Exercise:
Pull every line with the word "Default" out of the entries below.
# Records provided start
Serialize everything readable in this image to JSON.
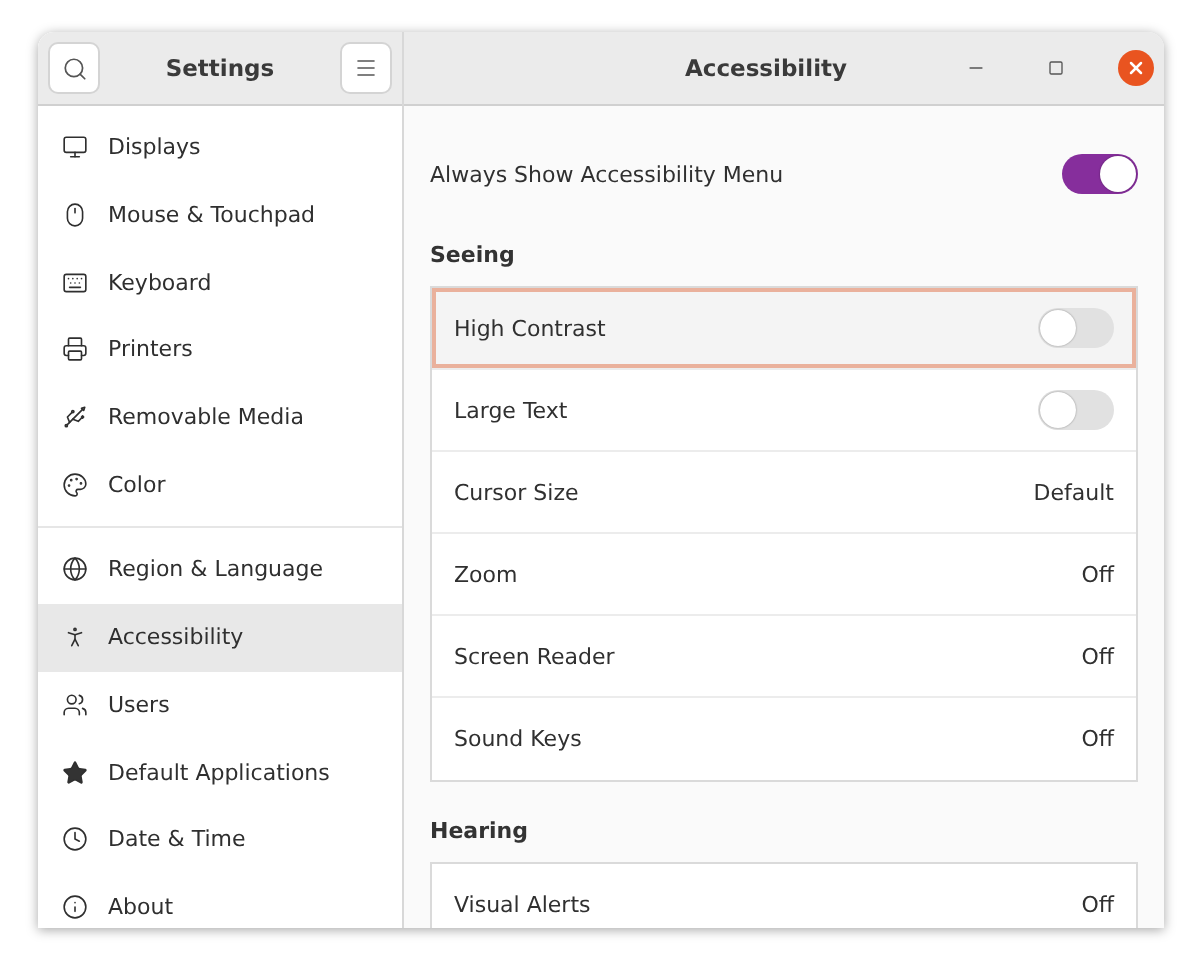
{
  "sidebar": {
    "title": "Settings",
    "groups": [
      [
        {
          "label": "Displays",
          "selected": false
        },
        {
          "label": "Mouse & Touchpad",
          "selected": false
        },
        {
          "label": "Keyboard",
          "selected": false
        },
        {
          "label": "Printers",
          "selected": false
        },
        {
          "label": "Removable Media",
          "selected": false
        },
        {
          "label": "Color",
          "selected": false
        }
      ],
      [
        {
          "label": "Region & Language",
          "selected": false
        },
        {
          "label": "Accessibility",
          "selected": true
        },
        {
          "label": "Users",
          "selected": false
        },
        {
          "label": "Default Applications",
          "selected": false
        },
        {
          "label": "Date & Time",
          "selected": false
        },
        {
          "label": "About",
          "selected": false
        }
      ]
    ]
  },
  "content": {
    "title": "Accessibility",
    "top_row": {
      "label": "Always Show Accessibility Menu",
      "kind": "switch",
      "on": true
    },
    "sections": [
      {
        "heading": "Seeing",
        "rows": [
          {
            "label": "High Contrast",
            "kind": "switch",
            "on": false,
            "focused": true
          },
          {
            "label": "Large Text",
            "kind": "switch",
            "on": false,
            "focused": false
          },
          {
            "label": "Cursor Size",
            "kind": "value",
            "value": "Default",
            "focused": false
          },
          {
            "label": "Zoom",
            "kind": "value",
            "value": "Off",
            "focused": false
          },
          {
            "label": "Screen Reader",
            "kind": "value",
            "value": "Off",
            "focused": false
          },
          {
            "label": "Sound Keys",
            "kind": "value",
            "value": "Off",
            "focused": false
          }
        ]
      },
      {
        "heading": "Hearing",
        "rows": [
          {
            "label": "Visual Alerts",
            "kind": "value",
            "value": "Off",
            "focused": false
          }
        ]
      }
    ]
  }
}
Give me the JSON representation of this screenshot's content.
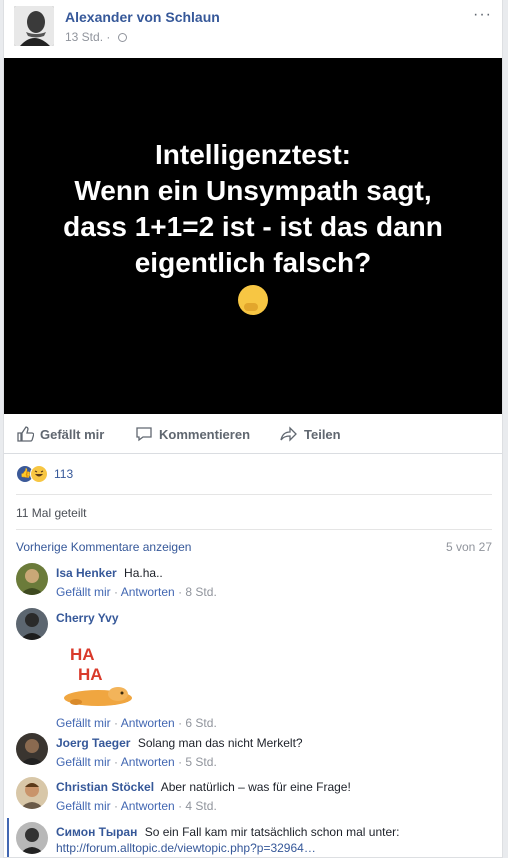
# Records provided end
Exercise output:
          "label": "Default Applications",
            "value": "Default",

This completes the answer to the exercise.